Qué harás.
1. Responde, según la noticia sobre los chiringuitos de Tarifa:
(a) ¿Ante qué tribunal ha formalizado la Junta de Andalucía el recurso de casación?
(b) ¿Qué organismo presentó la denuncia contra la autorización autonómica?
(c) ¿Qué temían los empresarios de la costa andaluza una vez cerrada la temporada estival?
2. ¿Puedes citar de la noticia sobre los chiringuitos de Tarifa el fragmento que empieza por "La resolución llegó" y sigue hasta "riesgo queda contenido."?

-------- Texto seleccionado --------

Los chiringuitos de la costa andaluza no tendrán que desmontar sus estructuras fijas al cierre de la temporada, al menos de momento. La Junta de Andalucía ha formalizado un recurso de casación ante el Tribunal Supremo que deja en suspenso la ejecución de una sentencia del TSJA sobre un establecimiento de Tarifa.
EN 30 SEGUNDOS
- ¿Qué ha pasado? La Junta ha recurrido en casación la sentencia del TSJA que anulaba la modificación de una concesión a un chiringuito de Tarifa.
- ¿Dónde y quién? La resolución afecta a un establecimiento de la provincia de Cádiz; el recurso se sigue ante el Tribunal Supremo.
- ¿Qué supone para los ciudadanos? El efecto suspensivo frena el desmontaje de estructuras de playa y tranquiliza al sector del litoral andaluz.
Un recurso de casación que frena el desmontaje
La sentencia del Tribunal Superior de Justicia de Andalucía (TSJA) anulaba la modificación de la concesión que permitía a un chiringuito de Tarifa, en la provincia de Cádiz, mantener estructuras fijas sobre la arena durante todo el año.
La resolución llegó después de una denuncia del Ministerio de Transición Ecológica contra la autorización autonómica. La Junta de Andalucía ha formalizado un recurso de casación ante el Tribunal Supremo y el calendario administrativo se detiene antes de que ningún concesionario se vea obligado a retirar su terraza, su cocina o sus pasarelas a pie de playa.
La decisión supone que, por ahora, no habrá desmontajes en el litoral andaluz vinculados a este caso. El pronóstico que manejaba el sector era distinto: si la sentencia se hubiera ejecutado, el caso de Tarifa podría haberse convertido en un precedente para otras concesiones de playa. Al frenarse la ejecución, ese riesgo queda contenido.
Qué cambia para los empresarios y ayuntamientos de la costa
Para un negocio que vive de la temporada, el margen importa tanto como el sol. El efecto suspensivo da aire a los empresarios de la costa andaluza, que temían un goteo de requerimientos de desmontaje una vez cerrada la temporada estival. En Tarifa, el chiringuito afectado podrá mantener, mientras el Tribunal Supremo decide, las condiciones que venía aplicando.

-------- Datos proporcionados --------

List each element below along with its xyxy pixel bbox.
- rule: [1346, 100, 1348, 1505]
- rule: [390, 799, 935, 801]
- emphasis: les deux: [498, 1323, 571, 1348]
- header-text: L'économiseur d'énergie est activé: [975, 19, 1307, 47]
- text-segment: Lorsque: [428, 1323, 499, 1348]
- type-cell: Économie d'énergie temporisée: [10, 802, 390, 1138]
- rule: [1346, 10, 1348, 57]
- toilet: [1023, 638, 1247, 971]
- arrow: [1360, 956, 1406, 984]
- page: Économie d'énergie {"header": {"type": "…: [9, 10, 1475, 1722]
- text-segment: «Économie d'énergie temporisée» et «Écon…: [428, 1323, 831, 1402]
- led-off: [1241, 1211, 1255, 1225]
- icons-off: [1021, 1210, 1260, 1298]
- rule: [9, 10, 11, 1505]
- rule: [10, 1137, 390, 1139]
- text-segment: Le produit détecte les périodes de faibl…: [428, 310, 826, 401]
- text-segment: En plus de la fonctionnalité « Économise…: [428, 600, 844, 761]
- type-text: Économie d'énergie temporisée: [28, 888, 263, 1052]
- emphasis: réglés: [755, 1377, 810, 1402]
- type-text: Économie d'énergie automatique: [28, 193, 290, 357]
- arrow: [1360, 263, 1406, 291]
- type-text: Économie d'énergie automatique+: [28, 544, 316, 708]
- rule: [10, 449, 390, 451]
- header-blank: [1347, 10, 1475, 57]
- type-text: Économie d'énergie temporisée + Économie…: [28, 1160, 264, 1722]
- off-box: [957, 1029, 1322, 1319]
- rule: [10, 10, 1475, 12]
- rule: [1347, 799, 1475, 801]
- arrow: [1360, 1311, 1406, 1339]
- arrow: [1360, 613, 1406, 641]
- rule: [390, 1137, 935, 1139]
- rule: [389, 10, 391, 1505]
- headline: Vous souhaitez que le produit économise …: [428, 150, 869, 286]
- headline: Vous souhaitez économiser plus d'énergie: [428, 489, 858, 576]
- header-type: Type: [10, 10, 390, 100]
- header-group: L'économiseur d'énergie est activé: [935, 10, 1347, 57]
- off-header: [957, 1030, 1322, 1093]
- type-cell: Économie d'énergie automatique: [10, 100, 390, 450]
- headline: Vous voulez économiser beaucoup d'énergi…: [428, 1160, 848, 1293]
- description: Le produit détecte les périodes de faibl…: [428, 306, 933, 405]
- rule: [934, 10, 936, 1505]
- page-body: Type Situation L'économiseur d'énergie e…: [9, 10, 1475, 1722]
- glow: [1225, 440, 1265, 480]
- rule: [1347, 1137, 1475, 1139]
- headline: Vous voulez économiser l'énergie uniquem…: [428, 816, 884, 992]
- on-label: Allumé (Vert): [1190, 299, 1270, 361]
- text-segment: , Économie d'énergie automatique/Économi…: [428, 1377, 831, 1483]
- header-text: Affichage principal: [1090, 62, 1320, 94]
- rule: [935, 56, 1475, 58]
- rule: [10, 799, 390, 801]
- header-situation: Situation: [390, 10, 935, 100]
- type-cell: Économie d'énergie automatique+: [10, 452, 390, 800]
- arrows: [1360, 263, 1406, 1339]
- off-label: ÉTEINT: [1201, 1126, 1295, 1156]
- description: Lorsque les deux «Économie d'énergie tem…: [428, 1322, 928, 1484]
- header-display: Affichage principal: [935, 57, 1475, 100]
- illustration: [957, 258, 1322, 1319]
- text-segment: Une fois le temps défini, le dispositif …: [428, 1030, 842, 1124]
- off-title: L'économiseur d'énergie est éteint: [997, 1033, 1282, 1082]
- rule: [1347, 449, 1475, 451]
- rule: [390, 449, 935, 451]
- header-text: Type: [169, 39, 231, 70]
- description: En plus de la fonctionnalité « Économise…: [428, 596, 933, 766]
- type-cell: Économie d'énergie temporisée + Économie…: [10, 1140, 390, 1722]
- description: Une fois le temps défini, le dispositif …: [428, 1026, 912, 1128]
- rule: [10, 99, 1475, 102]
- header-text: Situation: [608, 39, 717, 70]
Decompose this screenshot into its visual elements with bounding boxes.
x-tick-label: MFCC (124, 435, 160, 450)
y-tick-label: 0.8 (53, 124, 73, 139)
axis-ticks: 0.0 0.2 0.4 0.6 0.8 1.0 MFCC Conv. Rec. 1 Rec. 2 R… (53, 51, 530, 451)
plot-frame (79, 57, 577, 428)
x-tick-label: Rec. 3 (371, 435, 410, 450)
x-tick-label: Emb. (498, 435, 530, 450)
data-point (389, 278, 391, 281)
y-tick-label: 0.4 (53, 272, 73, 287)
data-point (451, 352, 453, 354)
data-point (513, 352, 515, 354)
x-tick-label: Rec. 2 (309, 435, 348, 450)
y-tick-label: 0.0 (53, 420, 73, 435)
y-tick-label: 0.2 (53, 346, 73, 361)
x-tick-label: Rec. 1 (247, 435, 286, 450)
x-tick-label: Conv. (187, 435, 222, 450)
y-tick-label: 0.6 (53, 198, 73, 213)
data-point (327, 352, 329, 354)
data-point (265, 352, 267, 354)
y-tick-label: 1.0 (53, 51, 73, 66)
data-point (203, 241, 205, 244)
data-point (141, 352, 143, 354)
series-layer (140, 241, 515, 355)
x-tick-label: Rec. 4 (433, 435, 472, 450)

--------

Resultados del ejercicio.
1.
(a) Ante el Tribunal Supremo.
(b) El Ministerio de Transición Ecológica.
(c) Un goteo de requerimientos de desmontaje.

2.
La resolución llegó después de una denuncia del Ministerio de Transición Ecológica contra la autorización autonómica. La Junta de Andalucía ha formalizado un recurso de casación ante el Tribunal Supremo y el calendario administrativo se detiene antes de que ningún concesionario se vea obligado a retirar su terraza, su cocina o sus pasarelas a pie de playa.
La decisión supone que, por ahora, no habrá desmontajes en el litoral andaluz vinculados a este caso. El pronóstico que manejaba el sector era distinto: si la sentencia se hubiera ejecutado, el caso de Tarifa podría haberse convertido en un precedente para otras concesiones de playa. Al frenarse la ejecución, ese riesgo queda contenido.